Dataset excerpt

----

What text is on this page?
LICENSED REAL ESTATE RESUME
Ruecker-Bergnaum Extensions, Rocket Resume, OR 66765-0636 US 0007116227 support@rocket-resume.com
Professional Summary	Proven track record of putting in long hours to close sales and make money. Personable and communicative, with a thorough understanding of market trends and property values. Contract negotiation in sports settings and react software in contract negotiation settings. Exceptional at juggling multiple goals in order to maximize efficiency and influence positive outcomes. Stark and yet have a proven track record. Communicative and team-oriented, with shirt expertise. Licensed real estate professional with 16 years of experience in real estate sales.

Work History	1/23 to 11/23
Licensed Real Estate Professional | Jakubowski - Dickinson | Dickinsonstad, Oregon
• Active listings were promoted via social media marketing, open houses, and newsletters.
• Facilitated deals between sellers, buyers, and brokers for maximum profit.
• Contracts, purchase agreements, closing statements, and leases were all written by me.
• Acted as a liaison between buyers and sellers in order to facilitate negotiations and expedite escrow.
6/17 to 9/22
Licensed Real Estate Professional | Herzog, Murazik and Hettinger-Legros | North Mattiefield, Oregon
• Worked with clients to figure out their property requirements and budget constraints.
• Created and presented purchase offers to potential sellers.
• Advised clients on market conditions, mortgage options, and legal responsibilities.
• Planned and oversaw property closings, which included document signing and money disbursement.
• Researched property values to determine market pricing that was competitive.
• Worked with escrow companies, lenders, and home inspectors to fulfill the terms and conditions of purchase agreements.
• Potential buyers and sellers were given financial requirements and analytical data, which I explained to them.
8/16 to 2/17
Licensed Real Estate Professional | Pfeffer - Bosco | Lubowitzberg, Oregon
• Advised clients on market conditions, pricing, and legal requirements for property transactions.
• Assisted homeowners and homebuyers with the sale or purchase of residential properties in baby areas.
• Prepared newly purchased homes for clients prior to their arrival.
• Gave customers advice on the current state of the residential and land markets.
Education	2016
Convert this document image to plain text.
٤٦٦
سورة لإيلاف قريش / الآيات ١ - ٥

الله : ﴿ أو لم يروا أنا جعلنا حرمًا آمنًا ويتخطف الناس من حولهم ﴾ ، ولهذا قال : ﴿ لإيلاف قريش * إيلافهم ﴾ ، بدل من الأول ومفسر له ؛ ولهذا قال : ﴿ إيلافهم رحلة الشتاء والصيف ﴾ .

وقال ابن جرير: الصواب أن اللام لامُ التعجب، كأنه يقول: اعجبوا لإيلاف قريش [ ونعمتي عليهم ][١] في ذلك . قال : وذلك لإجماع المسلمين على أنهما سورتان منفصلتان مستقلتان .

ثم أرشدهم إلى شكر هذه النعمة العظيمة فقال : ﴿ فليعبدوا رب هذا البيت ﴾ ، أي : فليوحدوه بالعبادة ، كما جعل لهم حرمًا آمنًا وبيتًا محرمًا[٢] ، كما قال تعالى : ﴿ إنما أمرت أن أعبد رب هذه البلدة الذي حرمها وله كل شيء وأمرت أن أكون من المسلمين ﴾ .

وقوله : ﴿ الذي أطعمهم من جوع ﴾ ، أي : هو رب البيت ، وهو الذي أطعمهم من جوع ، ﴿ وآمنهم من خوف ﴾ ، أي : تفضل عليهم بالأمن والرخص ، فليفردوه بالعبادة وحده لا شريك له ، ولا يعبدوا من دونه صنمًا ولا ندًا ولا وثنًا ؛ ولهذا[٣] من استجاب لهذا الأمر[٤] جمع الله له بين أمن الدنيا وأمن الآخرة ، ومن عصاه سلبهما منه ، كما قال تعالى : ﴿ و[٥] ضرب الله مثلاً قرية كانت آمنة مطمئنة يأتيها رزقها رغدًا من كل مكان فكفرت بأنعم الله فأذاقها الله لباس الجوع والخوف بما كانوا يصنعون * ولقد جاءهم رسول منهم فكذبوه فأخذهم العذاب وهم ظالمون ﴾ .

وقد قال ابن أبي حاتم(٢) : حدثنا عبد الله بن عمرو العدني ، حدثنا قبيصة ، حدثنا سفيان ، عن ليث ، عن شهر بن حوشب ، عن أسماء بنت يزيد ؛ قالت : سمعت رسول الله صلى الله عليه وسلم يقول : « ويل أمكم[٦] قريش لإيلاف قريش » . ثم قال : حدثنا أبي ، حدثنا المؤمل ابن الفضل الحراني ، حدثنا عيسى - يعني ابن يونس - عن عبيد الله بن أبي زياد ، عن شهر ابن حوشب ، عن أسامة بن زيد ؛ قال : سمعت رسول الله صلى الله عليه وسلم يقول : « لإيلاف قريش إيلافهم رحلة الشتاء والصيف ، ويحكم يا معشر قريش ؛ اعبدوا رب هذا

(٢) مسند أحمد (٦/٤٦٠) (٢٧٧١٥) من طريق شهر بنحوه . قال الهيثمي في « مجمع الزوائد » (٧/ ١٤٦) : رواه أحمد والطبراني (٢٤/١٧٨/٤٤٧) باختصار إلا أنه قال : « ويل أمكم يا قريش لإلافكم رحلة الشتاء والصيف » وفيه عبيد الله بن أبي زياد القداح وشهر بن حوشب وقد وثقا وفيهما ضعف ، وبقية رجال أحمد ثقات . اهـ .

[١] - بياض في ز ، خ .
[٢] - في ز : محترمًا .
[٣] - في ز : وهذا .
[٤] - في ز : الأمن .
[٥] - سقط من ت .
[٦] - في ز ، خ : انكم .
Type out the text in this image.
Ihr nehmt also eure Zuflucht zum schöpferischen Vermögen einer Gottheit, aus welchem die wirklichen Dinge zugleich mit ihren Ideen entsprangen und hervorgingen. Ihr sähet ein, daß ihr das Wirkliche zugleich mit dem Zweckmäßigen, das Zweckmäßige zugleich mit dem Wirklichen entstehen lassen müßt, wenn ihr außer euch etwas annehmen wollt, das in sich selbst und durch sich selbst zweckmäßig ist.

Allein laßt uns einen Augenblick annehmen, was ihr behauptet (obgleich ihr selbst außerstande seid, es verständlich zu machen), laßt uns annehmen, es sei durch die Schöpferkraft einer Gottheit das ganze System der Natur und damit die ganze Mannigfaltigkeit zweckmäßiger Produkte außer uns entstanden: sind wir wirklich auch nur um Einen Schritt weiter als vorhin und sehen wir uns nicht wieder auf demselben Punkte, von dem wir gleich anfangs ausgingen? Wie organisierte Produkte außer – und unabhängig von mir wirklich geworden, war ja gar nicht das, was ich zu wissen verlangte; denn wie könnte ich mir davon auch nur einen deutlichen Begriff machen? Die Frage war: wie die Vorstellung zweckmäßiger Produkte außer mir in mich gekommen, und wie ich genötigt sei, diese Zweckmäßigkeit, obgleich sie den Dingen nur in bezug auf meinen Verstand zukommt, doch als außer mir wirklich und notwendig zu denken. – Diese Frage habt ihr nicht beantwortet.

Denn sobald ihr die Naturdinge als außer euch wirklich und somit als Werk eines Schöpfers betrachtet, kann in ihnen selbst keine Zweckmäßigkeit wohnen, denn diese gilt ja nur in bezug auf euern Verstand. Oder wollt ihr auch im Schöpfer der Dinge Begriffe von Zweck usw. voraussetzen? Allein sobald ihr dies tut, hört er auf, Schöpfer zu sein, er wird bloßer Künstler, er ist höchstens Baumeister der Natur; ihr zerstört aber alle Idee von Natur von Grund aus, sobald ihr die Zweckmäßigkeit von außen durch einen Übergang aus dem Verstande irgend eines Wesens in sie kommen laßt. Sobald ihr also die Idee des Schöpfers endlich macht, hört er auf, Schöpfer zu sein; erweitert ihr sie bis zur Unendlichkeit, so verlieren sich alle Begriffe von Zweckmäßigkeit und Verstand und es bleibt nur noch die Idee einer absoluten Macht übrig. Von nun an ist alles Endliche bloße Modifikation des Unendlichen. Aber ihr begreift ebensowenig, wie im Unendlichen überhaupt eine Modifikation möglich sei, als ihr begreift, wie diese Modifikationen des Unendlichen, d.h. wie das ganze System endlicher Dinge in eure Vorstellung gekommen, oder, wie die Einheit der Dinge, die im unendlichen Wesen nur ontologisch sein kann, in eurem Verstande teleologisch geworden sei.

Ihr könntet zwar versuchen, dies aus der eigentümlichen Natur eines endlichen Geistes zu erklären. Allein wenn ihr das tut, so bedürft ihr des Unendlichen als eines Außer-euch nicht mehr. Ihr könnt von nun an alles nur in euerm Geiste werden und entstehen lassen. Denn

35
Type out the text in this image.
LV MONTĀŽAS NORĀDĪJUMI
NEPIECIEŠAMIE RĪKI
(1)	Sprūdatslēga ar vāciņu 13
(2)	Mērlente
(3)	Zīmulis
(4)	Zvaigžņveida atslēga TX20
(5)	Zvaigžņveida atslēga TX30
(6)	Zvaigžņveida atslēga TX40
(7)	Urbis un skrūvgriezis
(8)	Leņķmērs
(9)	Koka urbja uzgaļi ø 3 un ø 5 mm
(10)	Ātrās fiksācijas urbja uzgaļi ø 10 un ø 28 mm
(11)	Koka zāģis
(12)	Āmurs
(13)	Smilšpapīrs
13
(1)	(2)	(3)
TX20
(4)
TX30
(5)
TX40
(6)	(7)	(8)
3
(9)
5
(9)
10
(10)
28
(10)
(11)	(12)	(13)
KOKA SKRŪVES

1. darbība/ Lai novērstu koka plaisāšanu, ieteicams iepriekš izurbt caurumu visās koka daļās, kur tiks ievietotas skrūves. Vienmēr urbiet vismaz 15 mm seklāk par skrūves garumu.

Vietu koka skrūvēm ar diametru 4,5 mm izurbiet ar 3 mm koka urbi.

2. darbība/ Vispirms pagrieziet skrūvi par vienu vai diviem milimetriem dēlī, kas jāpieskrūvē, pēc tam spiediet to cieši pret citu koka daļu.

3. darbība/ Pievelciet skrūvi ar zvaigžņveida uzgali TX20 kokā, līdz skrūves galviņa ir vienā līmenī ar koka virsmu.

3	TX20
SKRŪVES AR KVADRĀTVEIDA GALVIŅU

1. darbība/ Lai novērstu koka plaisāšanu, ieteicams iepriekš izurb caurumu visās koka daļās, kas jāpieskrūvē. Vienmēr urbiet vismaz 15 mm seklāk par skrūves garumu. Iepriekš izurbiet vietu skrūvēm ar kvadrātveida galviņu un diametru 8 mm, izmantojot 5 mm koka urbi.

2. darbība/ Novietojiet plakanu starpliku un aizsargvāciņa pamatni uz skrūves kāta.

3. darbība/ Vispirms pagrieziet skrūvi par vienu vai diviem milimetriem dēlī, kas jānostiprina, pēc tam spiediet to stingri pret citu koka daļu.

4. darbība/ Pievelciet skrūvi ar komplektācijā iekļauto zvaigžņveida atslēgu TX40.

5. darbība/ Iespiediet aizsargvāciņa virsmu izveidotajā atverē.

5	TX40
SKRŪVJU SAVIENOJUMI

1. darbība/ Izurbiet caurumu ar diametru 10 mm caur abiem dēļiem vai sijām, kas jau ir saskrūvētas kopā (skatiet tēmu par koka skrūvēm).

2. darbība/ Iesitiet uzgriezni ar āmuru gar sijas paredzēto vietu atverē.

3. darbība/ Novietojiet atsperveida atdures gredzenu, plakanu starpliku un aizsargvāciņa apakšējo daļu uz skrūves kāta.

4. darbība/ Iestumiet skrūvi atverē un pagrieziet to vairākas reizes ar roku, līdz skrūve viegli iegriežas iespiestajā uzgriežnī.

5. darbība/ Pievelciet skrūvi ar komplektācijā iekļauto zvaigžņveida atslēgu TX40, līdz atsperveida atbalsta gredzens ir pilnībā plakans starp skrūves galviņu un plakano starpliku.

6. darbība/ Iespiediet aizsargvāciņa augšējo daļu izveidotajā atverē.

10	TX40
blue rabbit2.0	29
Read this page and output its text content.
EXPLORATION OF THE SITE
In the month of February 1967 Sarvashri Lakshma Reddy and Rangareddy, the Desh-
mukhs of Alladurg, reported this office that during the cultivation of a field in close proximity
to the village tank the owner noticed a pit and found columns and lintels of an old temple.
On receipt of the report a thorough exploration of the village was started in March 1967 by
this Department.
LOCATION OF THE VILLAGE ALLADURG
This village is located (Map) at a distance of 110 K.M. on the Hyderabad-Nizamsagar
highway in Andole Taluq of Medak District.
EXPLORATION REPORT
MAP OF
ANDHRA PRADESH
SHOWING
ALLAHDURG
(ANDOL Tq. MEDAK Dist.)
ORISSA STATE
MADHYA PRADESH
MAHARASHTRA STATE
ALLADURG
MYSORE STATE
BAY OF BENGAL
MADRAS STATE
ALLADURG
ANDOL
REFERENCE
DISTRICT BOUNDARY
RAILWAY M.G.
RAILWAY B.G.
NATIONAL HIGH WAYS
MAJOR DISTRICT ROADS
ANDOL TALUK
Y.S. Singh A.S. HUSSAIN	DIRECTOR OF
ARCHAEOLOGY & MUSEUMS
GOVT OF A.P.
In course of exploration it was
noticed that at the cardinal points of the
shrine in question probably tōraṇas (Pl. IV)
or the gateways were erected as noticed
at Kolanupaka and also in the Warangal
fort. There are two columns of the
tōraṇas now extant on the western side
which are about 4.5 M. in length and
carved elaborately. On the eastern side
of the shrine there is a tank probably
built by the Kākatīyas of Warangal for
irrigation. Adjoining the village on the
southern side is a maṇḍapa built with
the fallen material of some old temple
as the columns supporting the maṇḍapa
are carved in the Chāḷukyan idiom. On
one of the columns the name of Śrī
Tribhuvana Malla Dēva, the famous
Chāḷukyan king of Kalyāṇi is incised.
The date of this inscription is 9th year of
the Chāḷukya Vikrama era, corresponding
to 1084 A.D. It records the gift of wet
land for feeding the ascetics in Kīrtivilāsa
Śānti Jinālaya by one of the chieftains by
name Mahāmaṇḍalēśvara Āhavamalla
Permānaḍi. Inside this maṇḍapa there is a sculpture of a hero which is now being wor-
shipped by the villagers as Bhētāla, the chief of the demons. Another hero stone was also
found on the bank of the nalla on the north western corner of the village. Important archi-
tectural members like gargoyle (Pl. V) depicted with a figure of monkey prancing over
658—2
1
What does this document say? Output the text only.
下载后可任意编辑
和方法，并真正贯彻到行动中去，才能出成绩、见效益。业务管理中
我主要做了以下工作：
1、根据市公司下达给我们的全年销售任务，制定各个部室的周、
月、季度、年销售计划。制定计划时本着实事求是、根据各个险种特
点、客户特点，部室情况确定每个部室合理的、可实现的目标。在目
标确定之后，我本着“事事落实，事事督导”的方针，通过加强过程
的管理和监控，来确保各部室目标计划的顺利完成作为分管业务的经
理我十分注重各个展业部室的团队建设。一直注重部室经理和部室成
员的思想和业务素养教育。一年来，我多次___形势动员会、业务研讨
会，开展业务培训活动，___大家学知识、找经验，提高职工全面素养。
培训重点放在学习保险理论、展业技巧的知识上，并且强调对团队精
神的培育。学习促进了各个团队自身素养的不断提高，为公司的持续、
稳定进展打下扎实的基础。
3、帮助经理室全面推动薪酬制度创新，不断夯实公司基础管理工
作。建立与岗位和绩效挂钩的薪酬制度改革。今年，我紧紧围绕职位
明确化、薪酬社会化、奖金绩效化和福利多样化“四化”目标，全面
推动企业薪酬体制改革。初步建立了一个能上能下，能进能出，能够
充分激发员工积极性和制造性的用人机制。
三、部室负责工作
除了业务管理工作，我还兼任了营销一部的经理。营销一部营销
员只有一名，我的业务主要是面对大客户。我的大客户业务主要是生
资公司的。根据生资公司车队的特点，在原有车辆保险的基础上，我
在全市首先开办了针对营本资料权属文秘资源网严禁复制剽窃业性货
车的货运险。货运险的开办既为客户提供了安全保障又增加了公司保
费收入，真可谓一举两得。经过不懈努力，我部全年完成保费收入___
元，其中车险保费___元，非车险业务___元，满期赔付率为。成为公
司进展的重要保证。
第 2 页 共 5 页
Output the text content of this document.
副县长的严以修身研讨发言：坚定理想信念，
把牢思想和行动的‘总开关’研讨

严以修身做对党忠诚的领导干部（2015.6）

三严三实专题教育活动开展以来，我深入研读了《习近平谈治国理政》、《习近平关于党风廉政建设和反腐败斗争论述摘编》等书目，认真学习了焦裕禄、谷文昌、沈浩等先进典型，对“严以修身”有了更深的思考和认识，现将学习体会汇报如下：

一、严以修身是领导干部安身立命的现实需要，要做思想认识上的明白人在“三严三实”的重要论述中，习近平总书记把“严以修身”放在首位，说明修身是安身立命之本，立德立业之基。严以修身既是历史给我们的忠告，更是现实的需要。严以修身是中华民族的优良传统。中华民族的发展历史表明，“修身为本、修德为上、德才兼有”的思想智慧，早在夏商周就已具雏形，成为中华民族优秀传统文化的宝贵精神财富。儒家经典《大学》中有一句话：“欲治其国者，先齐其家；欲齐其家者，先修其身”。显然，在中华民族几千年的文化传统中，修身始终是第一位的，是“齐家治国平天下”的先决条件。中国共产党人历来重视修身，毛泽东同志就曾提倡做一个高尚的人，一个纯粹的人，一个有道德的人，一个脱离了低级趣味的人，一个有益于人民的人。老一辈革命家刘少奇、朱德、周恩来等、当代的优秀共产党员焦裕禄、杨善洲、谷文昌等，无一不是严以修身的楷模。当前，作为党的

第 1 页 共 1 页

----

Required task
In the entries above, find each line with the word "pricing" and copy it.

The reply
• Researched property values to determine market pricing that was competitive.
• Advised clients on market conditions, pricing, and legal requirements for property transactions.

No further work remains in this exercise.